• _Excerpt_
===============

These PETA Protestors Won't Appreciate The Irony....

Tuesday, March 10, 2015

Brain Storm Elite Calls Me....Twice

There's a supplement out there called Brain Storm Elite that supposedly helps you with focus, memory and other cognitive functions. They called looking for Clovis early the other morning and Clovis expressed concern about explosive-diarrhea as a side effect. The call got cut off. About an hour later, another rep from Brain Storm called and, by then, Clovis figured that he wanted a supplement that would make him forget things rather than help him remember. That particular rep doled out some life-coaching advice for him and then hung up when Clovis claimed to have "A PhD in Awesome!"

As nice as these two reps were, I have no qualms about messing with them, given the rampant reports of Brain Storm engaging in billing fraud. 




Monday, March 9, 2015

Google Shuts Down SoftCard

In a move that should upset about four people, Google has acquired and destroyed SoftCard, the NFC-based (tap-n-pay) mobile payment system developed by Verizon, AT&T, and T-Mobile. Originally known as ISIS Wallet when it was launched in 2010, SoftCard had to change its name in 2014 in order to avoid confusion between it and the terrorist group Islamic State of Iraq and Syria, which was also known under the abbreviation "ISIS". In order to drive users to Softcard, carriers intentionally blocked competing NFC payment systems such as Google Wallet, so, the brain trust behind Softcard are reaping what they've sown here.

My own experience was that, while Softcard had a better UI than Google Wallet, Softcard's ability to actually work was very hit and miss, so I hardly ever used it. 

Wednesday, March 4, 2015

Bosley Hair Restoration Doesn't Handle Merkins

I got another call from Bosley Hair Restoration recently. The rep was really polite, so I was able to keep her on the phone for nearly ten minutes. During the course of the call, I pretended to think that Bosley wanted to help me with hearing loss and wondered if I could get super hearing out of it. The poor rep even sat through me musing about potential super hero names and even listened to my super hero theme song. Further into the call, I tried several times to delicately ask if Bosley only replaced hair on one's head. Eventually, I was able to get the rep to tell me that Bosley doesn't restore hair where the sun doesn't shine.

Monday, March 2, 2015

There's Too Much Poop On Mount Everest

Nepal's Chief of Mountaineering, Ang Tshering, has recently said that human waste left by climbers on Mount Everest has become a problem, causing pollution (poo-lution?) and threatening to spread disease on the world’s highest peak. Nearly 700 climbers and guides make the ascent each season and, when they do, they leave all of their feces and urine up there. “Climbers usually dig holes in the snow for their toilet use and leave the human waste there,” Tshering said, adding that the waste has been “piling up” for years around the four camps on Mount Everest. Nepal’s government has not come up with a plan yet to tackle the issue of human waste, but the government imposed new rules last year requiring each climber to bring down to the base camp 18 pounds of trash, which is the amount it estimates a climber discards along the route. Climbers either bring down 18 pounds of trash of forfeit their $4,000 deposit. Guess which one they're probably going to do?

===============

Write out the passage of the blog excerpt above word for word, starting at "My own experience" and ending at "sun doesn't shine.".

===============

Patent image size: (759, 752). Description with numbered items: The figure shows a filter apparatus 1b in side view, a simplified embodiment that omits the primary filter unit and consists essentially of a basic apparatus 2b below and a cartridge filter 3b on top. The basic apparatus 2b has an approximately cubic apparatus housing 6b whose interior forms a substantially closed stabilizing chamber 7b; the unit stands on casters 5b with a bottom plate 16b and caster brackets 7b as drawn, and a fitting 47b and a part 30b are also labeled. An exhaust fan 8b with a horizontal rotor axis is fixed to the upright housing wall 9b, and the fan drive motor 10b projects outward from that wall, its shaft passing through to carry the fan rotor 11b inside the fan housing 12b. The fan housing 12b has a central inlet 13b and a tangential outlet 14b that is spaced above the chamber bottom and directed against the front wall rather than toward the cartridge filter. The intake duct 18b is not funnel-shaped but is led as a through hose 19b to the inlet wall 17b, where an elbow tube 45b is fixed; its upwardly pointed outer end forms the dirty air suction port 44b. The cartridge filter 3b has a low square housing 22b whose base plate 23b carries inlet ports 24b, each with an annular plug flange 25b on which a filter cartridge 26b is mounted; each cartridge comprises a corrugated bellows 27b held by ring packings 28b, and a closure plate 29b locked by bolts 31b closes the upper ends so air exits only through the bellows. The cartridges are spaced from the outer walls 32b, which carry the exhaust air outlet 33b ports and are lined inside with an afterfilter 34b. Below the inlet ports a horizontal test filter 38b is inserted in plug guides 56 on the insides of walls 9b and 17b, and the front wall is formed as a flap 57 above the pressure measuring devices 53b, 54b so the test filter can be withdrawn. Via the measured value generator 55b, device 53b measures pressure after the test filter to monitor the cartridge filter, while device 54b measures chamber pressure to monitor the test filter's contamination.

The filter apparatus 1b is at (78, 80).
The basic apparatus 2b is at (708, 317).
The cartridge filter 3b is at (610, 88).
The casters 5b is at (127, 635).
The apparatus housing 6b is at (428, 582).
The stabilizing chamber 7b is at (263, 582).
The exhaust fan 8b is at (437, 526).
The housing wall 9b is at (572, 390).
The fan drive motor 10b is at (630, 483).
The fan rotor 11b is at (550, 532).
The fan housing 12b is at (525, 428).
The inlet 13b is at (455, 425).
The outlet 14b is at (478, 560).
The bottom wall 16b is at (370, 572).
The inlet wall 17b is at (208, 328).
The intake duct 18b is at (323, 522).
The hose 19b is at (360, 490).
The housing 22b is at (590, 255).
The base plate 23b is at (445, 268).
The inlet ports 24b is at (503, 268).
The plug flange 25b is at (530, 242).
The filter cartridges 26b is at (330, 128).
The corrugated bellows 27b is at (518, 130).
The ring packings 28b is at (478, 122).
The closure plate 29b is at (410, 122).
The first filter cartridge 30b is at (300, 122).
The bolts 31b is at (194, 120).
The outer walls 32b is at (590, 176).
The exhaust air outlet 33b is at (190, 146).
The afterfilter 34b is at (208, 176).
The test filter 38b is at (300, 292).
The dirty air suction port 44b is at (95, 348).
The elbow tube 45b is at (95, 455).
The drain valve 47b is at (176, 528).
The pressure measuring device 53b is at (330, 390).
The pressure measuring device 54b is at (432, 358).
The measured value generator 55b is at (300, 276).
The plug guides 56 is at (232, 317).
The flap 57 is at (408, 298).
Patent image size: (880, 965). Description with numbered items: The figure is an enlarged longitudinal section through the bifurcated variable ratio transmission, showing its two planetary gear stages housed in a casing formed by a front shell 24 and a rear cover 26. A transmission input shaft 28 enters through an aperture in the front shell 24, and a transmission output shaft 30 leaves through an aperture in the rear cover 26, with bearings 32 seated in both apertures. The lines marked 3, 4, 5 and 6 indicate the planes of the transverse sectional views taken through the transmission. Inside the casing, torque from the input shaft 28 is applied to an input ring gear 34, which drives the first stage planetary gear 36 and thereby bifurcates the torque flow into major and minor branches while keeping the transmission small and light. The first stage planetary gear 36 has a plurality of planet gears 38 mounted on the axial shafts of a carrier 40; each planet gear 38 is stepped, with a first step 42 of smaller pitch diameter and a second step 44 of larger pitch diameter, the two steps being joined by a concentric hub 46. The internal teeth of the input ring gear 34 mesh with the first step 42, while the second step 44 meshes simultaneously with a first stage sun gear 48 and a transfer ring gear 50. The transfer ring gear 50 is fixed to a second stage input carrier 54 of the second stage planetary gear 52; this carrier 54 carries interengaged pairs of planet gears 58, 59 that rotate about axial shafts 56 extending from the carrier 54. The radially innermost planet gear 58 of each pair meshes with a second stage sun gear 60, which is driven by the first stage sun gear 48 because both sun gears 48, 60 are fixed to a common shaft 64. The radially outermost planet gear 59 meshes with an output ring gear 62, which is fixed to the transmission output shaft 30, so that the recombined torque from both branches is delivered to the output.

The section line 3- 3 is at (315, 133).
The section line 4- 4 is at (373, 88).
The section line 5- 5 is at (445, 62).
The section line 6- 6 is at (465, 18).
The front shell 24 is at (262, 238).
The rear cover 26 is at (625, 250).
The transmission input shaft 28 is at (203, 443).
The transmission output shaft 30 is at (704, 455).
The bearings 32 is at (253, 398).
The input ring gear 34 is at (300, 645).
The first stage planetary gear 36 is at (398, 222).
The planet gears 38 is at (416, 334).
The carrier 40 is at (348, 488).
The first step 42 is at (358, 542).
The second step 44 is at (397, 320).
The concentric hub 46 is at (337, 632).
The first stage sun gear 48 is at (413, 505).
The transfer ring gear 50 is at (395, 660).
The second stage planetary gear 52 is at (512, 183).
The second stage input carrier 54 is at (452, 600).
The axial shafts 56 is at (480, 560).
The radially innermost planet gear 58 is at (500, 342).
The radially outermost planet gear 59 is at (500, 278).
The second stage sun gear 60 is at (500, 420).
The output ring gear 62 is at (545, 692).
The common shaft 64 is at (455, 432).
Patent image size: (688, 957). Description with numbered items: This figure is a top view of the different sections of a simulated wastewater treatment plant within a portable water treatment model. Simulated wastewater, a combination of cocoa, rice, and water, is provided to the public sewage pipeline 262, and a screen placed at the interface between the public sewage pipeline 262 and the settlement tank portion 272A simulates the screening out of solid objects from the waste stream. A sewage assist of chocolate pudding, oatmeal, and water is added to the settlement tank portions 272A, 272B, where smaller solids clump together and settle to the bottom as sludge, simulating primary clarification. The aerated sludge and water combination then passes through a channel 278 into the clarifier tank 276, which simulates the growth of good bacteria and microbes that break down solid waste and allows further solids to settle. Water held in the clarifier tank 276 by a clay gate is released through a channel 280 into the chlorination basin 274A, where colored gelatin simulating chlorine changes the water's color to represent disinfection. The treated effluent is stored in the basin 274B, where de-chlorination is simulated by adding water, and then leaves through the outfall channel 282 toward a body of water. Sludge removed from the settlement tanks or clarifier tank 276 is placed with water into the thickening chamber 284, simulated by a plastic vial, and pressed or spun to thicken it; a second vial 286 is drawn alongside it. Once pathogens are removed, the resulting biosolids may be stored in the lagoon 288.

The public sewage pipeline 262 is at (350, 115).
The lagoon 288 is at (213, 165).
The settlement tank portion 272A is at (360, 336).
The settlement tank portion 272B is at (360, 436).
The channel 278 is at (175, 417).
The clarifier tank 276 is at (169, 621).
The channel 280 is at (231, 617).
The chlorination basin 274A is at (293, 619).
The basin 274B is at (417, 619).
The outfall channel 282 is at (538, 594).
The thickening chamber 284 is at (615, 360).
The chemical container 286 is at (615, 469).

===============

• _Exercise answer_
My own experience was that, while Softcard had a better UI than Google Wallet, Softcard's ability to actually work was very hit and miss, so I hardly ever used it. 

Wednesday, March 4, 2015

Bosley Hair Restoration Doesn't Handle Merkins

I got another call from Bosley Hair Restoration recently. The rep was really polite, so I was able to keep her on the phone for nearly ten minutes. During the course of the call, I pretended to think that Bosley wanted to help me with hearing loss and wondered if I could get super hearing out of it. The poor rep even sat through me musing about potential super hero names and even listened to my super hero theme song. Further into the call, I tried several times to delicately ask if Bosley only replaced hair on one's head. Eventually, I was able to get the rep to tell me that Bosley doesn't restore hair where the sun doesn't shine.